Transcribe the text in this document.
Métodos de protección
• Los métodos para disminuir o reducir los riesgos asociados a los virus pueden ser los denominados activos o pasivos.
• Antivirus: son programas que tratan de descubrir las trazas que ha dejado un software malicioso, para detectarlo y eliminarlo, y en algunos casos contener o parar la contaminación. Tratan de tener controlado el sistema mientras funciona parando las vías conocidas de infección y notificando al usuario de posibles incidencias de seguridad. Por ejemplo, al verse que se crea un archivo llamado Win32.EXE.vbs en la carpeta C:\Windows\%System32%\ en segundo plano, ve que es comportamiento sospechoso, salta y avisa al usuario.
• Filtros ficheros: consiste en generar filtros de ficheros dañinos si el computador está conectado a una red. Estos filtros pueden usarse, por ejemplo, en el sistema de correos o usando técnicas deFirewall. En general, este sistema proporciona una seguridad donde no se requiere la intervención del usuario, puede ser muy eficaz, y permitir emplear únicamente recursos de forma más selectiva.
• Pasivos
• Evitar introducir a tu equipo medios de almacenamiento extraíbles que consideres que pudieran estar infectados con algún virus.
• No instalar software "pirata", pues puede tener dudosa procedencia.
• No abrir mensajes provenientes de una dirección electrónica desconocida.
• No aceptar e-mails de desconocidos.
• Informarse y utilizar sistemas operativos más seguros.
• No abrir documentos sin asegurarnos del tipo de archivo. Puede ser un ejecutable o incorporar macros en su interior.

■ TASK INSTRUCTIONS
Extract, from the listing above, every line where the string "pueden" occurs.

■ ANSWER TO THIS PROBLEM
• Los métodos para disminuir o reducir los riesgos asociados a los virus pueden ser los denominados activos o pasivos.
• Filtros ficheros: consiste en generar filtros de ficheros dañinos si el computador está conectado a una red. Estos filtros pueden usarse, por ejemplo, en el sistema de correos o usando técnicas deFirewall. En general, este sistema proporciona una seguridad donde no se requiere la intervención del usuario, puede ser muy eficaz, y permitir emplear únicamente recursos de forma más selectiva.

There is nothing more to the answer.